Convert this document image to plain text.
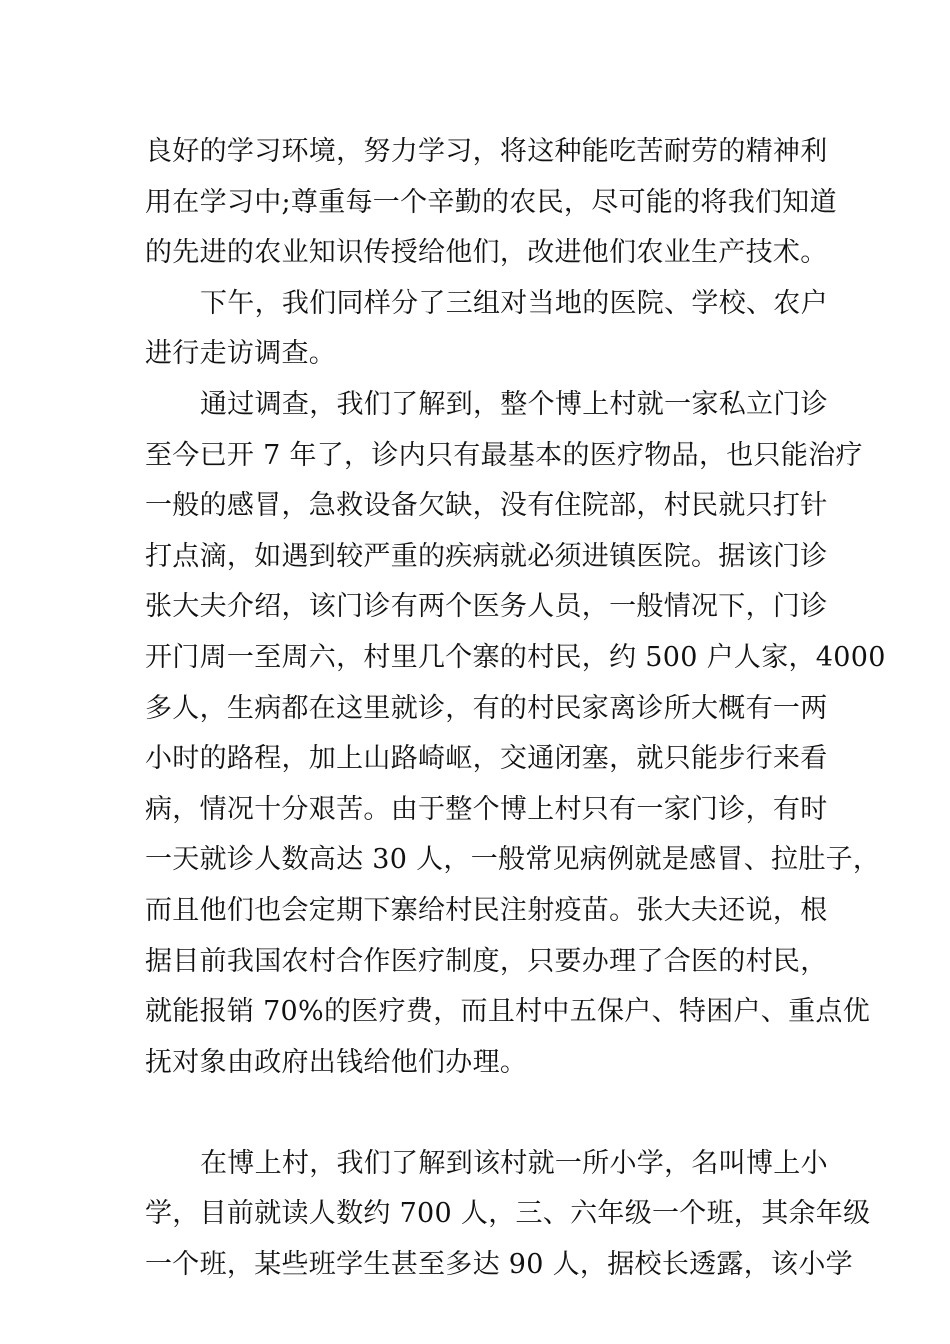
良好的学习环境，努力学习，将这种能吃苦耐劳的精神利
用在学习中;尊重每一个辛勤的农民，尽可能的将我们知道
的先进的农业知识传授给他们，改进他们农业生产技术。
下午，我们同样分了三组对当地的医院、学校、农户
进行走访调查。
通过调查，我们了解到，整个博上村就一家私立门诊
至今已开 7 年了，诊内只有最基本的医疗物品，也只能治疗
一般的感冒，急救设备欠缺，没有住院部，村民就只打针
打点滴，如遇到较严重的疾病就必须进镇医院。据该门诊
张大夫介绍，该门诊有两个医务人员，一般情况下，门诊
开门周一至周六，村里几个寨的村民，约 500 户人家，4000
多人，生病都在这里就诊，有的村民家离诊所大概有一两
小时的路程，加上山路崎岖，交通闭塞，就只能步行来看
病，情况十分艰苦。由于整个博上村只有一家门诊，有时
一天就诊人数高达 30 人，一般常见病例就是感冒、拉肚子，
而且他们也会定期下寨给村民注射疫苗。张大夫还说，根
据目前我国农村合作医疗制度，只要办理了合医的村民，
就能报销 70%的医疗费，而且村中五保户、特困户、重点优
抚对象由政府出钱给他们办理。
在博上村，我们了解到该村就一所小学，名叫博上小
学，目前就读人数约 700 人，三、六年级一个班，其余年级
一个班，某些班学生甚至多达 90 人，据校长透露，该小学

▶ _GOAL_
Will you set down the records word for word while leaving out every picture?

▶ _RESULT BELOW_
Convert this document image to plain text.
良好的学习环境，努力学习，将这种能吃苦耐劳的精神利
用在学习中;尊重每一个辛勤的农民，尽可能的将我们知道
的先进的农业知识传授给他们，改进他们农业生产技术。
下午，我们同样分了三组对当地的医院、学校、农户
进行走访调查。
通过调查，我们了解到，整个博上村就一家私立门诊
至今已开 7 年了，诊内只有最基本的医疗物品，也只能治疗
一般的感冒，急救设备欠缺，没有住院部，村民就只打针
打点滴，如遇到较严重的疾病就必须进镇医院。据该门诊
张大夫介绍，该门诊有两个医务人员，一般情况下，门诊
开门周一至周六，村里几个寨的村民，约 500 户人家，4000
多人，生病都在这里就诊，有的村民家离诊所大概有一两
小时的路程，加上山路崎岖，交通闭塞，就只能步行来看
病，情况十分艰苦。由于整个博上村只有一家门诊，有时
一天就诊人数高达 30 人，一般常见病例就是感冒、拉肚子，
而且他们也会定期下寨给村民注射疫苗。张大夫还说，根
据目前我国农村合作医疗制度，只要办理了合医的村民，
就能报销 70%的医疗费，而且村中五保户、特困户、重点优
抚对象由政府出钱给他们办理。
在博上村，我们了解到该村就一所小学，名叫博上小
学，目前就读人数约 700 人，三、六年级一个班，其余年级
一个班，某些班学生甚至多达 90 人，据校长透露，该小学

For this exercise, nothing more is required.